ITEMS:
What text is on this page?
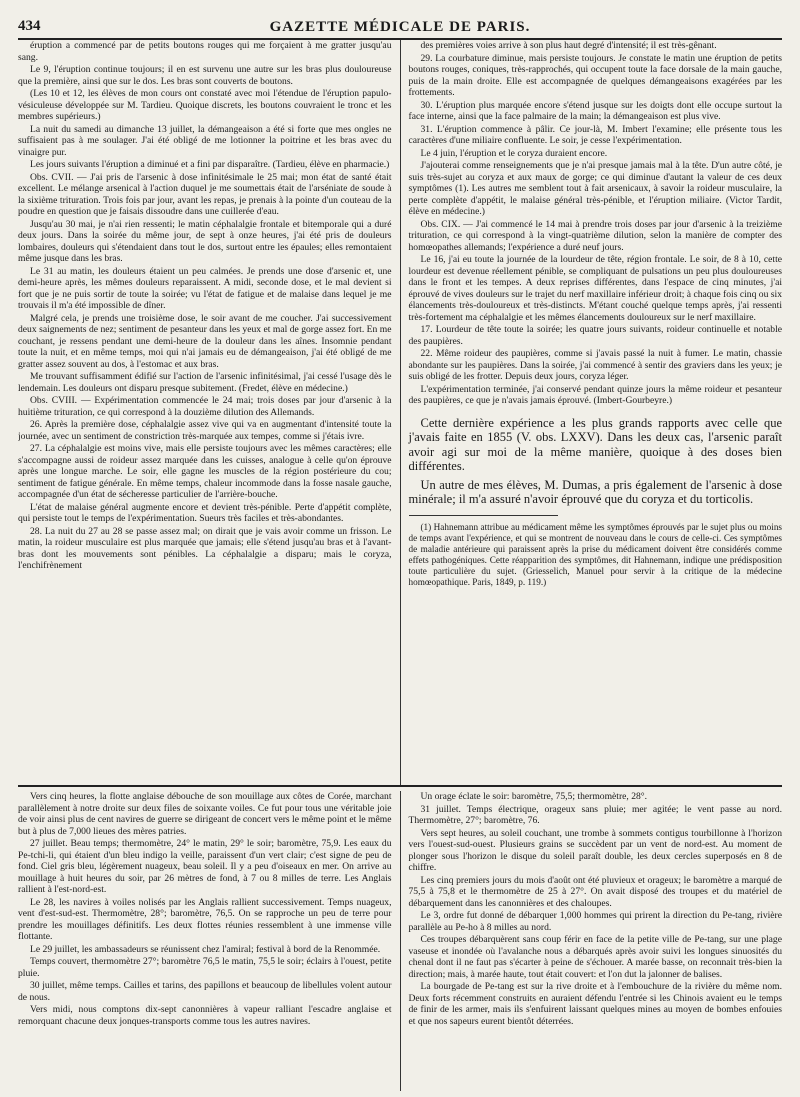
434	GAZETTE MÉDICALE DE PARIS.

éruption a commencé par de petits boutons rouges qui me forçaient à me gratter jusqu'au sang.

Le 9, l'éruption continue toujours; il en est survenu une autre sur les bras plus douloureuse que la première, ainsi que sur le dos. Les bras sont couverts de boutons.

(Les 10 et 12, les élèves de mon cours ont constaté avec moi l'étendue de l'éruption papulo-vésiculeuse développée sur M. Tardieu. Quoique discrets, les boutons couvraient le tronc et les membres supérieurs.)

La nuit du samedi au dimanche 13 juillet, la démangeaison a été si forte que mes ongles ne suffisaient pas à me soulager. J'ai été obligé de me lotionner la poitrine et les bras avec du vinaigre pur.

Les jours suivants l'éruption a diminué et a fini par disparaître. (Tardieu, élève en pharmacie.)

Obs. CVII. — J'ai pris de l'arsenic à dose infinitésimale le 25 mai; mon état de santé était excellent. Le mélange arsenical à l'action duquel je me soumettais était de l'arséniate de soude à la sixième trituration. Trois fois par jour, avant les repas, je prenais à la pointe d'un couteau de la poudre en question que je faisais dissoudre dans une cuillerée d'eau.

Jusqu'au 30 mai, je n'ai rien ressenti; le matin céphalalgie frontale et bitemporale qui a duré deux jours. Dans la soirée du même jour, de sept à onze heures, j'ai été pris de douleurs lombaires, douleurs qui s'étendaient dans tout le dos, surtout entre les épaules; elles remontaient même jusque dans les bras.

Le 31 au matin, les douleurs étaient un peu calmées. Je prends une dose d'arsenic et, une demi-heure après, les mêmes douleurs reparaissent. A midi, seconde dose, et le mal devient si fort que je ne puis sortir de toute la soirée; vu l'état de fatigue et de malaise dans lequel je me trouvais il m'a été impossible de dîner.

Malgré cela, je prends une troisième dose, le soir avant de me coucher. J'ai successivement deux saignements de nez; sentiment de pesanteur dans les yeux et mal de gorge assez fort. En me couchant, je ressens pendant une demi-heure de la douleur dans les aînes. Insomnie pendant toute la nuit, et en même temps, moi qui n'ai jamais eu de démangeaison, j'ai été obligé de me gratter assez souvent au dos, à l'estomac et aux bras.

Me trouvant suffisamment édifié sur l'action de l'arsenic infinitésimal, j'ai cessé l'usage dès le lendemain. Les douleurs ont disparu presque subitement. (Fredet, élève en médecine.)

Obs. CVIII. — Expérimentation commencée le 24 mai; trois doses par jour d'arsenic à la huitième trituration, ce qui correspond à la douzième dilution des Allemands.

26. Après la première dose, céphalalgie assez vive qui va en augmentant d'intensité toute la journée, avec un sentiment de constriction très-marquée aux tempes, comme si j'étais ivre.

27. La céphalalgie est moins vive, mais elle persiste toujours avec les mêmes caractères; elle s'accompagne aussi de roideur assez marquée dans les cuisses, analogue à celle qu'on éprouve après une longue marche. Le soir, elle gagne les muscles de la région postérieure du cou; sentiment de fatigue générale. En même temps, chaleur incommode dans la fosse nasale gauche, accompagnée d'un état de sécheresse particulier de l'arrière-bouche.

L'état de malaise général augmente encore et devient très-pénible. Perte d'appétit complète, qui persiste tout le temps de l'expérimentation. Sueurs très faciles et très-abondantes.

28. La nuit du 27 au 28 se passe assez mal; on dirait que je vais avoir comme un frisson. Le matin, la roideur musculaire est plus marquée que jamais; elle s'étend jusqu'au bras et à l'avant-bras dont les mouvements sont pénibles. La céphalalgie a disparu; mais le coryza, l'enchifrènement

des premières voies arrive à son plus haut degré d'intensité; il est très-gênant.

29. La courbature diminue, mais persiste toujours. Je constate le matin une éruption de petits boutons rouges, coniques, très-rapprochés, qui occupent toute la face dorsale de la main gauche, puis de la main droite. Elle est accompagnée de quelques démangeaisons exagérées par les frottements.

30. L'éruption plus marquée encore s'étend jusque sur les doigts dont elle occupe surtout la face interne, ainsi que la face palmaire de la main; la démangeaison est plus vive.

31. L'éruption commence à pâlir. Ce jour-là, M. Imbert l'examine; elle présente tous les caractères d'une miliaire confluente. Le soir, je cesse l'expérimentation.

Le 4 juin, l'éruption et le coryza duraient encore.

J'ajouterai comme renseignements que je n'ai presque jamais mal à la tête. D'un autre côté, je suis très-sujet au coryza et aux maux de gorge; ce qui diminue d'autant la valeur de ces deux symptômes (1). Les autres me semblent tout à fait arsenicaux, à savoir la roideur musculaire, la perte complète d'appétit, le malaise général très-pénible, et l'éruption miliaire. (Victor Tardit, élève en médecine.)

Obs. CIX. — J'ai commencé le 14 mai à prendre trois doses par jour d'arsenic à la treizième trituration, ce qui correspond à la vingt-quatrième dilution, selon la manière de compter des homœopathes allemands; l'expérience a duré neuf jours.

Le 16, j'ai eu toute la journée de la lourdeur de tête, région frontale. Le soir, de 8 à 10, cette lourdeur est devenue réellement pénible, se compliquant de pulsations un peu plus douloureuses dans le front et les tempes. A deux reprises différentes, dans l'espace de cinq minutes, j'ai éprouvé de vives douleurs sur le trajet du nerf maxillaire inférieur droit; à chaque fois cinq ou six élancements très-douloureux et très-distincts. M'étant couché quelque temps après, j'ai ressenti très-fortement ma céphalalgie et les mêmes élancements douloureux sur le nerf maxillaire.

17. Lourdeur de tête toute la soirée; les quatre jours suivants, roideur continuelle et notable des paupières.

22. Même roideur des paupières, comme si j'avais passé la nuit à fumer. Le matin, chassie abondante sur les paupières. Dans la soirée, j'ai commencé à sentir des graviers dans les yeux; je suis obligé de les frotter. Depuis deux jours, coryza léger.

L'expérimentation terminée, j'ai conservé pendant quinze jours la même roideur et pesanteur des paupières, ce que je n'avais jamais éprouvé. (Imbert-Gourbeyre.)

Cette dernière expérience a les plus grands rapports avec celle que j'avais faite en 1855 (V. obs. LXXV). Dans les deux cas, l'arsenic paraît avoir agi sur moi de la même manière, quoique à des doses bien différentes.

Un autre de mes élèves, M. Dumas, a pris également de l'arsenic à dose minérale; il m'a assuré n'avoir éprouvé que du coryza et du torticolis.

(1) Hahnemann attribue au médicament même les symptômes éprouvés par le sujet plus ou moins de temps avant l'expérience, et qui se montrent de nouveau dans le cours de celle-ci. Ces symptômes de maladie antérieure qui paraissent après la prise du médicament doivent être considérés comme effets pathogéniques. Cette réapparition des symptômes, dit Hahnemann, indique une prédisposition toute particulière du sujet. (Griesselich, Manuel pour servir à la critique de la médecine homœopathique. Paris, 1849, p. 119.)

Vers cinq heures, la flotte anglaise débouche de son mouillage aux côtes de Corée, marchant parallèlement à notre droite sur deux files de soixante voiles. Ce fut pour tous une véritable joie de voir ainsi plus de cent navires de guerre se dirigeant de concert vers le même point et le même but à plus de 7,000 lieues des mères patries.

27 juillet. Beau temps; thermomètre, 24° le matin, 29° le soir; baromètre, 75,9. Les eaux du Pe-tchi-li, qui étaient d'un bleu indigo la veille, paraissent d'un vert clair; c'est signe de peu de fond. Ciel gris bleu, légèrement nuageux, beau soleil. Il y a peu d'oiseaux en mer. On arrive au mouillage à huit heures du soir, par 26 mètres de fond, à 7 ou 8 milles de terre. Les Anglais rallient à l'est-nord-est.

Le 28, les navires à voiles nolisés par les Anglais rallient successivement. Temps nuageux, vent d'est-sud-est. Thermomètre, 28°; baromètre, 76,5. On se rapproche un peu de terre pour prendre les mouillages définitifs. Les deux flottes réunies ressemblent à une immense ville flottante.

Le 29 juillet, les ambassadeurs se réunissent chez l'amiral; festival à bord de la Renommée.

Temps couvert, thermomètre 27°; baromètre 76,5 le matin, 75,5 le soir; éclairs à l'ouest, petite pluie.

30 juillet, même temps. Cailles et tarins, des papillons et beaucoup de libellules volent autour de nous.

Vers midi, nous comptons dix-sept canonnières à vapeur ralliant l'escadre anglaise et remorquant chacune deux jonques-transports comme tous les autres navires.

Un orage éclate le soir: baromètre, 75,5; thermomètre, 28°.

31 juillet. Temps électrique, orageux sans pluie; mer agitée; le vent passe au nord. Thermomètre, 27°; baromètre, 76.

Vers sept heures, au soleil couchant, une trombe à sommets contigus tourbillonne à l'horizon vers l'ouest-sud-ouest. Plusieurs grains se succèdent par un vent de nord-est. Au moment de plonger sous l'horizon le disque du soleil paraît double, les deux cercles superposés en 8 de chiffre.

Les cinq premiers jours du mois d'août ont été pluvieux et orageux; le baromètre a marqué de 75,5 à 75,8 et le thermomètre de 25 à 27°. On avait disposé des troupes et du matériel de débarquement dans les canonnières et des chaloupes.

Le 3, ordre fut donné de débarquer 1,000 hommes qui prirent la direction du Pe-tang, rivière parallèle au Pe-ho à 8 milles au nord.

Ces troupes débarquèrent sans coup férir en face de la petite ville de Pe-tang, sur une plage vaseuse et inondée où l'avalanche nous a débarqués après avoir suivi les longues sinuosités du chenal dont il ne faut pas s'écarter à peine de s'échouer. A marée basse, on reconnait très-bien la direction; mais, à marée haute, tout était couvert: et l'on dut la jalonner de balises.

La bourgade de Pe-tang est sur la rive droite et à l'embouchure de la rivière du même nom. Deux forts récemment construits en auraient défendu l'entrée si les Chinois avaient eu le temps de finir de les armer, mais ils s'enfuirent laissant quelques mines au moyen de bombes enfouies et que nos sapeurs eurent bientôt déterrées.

...

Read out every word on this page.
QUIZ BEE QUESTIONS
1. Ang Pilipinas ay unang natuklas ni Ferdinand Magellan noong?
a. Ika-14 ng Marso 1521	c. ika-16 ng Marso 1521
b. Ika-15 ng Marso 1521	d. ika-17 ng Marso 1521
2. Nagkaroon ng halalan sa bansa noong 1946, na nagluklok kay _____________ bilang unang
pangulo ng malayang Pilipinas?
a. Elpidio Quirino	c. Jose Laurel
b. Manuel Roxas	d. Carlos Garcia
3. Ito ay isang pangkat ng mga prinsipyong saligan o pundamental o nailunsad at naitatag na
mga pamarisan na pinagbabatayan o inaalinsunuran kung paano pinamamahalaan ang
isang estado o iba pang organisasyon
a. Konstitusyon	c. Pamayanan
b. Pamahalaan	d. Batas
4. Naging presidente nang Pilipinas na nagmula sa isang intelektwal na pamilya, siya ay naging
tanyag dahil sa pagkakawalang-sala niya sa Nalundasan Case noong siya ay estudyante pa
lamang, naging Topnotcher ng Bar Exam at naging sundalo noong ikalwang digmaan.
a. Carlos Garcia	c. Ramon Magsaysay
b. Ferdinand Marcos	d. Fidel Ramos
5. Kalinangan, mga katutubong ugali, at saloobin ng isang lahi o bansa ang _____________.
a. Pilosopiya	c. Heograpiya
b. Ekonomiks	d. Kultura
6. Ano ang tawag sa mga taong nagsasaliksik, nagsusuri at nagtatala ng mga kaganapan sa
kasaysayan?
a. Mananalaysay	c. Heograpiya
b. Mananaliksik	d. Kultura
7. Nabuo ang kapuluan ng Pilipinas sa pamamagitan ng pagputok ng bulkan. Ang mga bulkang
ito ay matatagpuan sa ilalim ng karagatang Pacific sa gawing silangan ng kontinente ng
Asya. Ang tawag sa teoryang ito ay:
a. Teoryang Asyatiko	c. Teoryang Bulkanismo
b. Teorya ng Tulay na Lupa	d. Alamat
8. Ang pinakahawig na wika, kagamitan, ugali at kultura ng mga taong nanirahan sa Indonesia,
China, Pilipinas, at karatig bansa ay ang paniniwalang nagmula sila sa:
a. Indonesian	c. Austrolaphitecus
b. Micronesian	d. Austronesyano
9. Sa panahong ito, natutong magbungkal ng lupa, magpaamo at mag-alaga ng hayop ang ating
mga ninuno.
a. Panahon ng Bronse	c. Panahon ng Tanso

...

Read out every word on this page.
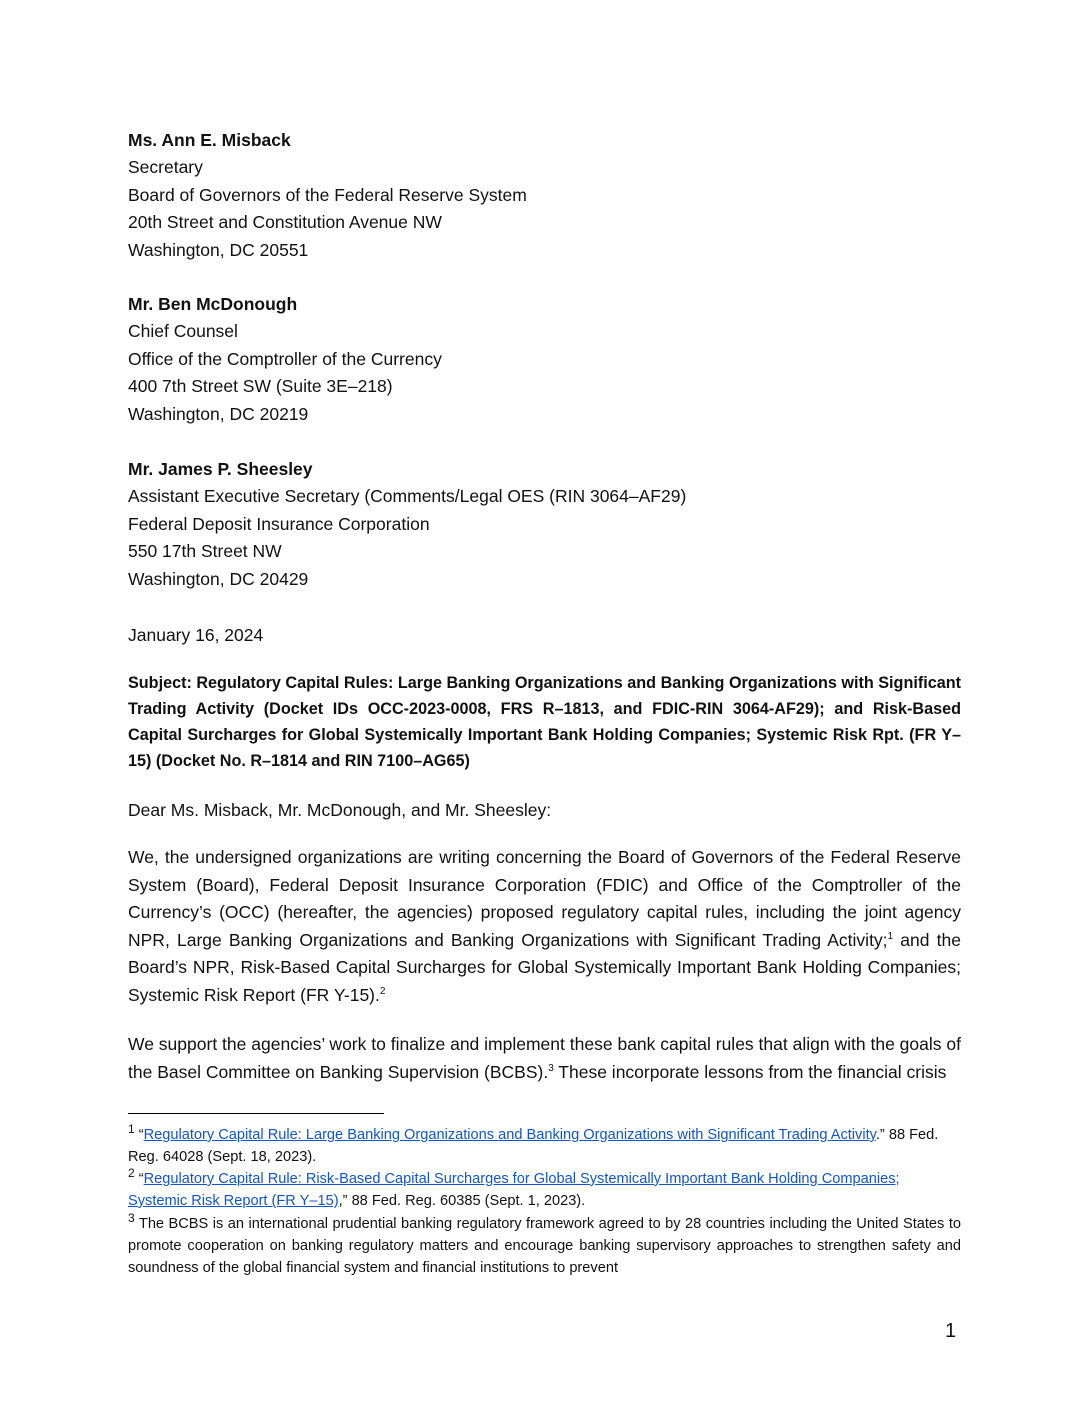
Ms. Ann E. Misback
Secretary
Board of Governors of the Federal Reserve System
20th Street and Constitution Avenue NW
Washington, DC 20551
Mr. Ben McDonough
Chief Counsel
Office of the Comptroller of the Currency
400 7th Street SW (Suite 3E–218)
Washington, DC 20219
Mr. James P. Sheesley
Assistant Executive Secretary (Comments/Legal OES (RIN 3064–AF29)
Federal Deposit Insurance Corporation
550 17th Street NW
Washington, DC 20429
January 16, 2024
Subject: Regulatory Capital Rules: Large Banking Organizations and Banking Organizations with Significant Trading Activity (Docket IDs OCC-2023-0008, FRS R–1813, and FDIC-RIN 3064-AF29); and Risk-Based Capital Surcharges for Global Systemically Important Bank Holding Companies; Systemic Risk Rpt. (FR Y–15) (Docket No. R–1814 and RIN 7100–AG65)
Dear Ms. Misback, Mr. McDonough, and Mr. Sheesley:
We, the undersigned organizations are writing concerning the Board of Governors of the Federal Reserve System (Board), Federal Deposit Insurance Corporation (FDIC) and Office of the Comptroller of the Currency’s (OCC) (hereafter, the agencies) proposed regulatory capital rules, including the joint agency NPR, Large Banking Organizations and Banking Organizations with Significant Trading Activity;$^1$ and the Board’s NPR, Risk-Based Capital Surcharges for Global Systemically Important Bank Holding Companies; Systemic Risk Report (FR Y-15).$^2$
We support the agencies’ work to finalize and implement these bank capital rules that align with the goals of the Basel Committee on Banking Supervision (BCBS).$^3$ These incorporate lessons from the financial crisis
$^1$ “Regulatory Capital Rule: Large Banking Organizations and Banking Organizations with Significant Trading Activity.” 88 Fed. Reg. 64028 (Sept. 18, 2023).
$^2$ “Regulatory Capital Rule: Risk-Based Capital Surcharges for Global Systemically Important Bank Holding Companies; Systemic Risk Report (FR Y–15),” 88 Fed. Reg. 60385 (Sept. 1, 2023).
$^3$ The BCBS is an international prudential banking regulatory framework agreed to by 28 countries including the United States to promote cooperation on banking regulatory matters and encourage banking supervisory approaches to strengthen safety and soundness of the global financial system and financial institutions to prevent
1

WORK REQUIRED: Pull every line containing "avant" from the material above.

SOLUTION FOR THIS EXERCISE:
Obs. CVII. — J'ai pris de l'arsenic à dose infinitésimale le 25 mai; mon état de santé était excellent. Le mélange arsenical à l'action duquel je me soumettais était de l'arséniate de soude à la sixième trituration. Trois fois par jour, avant les repas, je prenais à la pointe d'un couteau de la poudre en question que je faisais dissoudre dans une cuillerée d'eau.
Malgré cela, je prends une troisième dose, le soir avant de me coucher. J'ai successivement deux saignements de nez; sentiment de pesanteur dans les yeux et mal de gorge assez fort. En me couchant, je ressens pendant une demi-heure de la douleur dans les aînes. Insomnie pendant toute la nuit, et en même temps, moi qui n'ai jamais eu de démangeaison, j'ai été obligé de me gratter assez souvent au dos, à l'estomac et aux bras.
28. La nuit du 27 au 28 se passe assez mal; on dirait que je vais avoir comme un frisson. Le matin, la roideur musculaire est plus marquée que jamais; elle s'étend jusqu'au bras et à l'avant-bras dont les mouvements sont pénibles. La céphalalgie a disparu; mais le coryza, l'enchifrènement
(1) Hahnemann attribue au médicament même les symptômes éprouvés par le sujet plus ou moins de temps avant l'expérience, et qui se montrent de nouveau dans le cours de celle-ci. Ces symptômes de maladie antérieure qui paraissent après la prise du médicament doivent être considérés comme effets pathogéniques. Cette réapparition des symptômes, dit Hahnemann, indique une prédisposition toute particulière du sujet. (Griesselich, Manuel pour servir à la critique de la médecine homœopathique. Paris, 1849, p. 119.)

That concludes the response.